Written request: Transcribe every line exactly. Leave the pictures behind.

Listed entries:

>>>

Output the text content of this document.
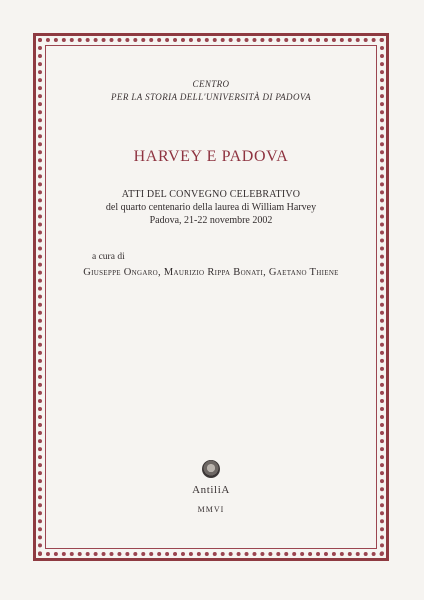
CENTRO
PER LA STORIA DELL'UNIVERSITÀ DI PADOVA
HARVEY E PADOVA
ATTI DEL CONVEGNO CELEBRATIVO
del quarto centenario della laurea di William Harvey
Padova, 21-22 novembre 2002
a cura di
Giuseppe Ongaro, Maurizio Rippa Bonati, Gaetano Thiene
AntiliA
MMVI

<<<

Correct result:
Output the text content of this document.
CENTRO
PER LA STORIA DELL'UNIVERSITÀ DI PADOVA
HARVEY E PADOVA
ATTI DEL CONVEGNO CELEBRATIVO
del quarto centenario della laurea di William Harvey
Padova, 21-22 novembre 2002
a cura di
Giuseppe Ongaro, Maurizio Rippa Bonati, Gaetano Thiene
AntiliA
MMVI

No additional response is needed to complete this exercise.